··· Records for processing
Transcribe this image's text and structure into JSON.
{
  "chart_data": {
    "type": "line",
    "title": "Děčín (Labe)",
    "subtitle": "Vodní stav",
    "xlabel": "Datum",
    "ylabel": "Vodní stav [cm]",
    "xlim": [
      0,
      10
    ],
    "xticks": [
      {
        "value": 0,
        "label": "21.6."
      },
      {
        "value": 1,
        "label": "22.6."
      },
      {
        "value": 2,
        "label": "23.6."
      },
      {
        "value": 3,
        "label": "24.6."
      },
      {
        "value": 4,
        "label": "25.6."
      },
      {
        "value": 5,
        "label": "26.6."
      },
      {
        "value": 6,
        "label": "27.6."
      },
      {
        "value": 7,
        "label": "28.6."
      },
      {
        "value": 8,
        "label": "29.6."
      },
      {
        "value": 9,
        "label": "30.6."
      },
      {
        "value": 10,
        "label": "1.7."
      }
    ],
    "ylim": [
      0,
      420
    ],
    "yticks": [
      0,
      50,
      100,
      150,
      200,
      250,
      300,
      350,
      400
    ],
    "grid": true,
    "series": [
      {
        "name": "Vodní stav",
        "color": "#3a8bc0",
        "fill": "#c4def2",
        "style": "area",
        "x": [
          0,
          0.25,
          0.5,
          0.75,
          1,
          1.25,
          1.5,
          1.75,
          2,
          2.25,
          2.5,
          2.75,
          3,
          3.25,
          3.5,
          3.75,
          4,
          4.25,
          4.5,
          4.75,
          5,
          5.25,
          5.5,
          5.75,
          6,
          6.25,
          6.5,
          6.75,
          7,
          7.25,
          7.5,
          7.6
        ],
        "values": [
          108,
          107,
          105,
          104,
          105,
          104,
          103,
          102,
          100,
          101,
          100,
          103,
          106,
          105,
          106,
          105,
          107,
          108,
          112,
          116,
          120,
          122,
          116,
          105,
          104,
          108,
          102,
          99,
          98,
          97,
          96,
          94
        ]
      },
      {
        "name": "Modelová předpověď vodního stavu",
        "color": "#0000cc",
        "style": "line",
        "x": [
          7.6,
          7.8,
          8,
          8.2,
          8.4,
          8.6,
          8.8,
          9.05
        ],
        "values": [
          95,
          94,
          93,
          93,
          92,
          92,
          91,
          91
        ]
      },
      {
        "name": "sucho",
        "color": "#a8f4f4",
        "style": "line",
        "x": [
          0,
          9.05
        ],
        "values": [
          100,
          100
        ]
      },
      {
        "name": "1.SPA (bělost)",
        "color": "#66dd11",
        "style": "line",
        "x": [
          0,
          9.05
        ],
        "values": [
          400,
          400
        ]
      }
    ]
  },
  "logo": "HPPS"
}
······
Find how many lines of the listing include the string "color" and give that number, nothing else.

# [Task answer]
4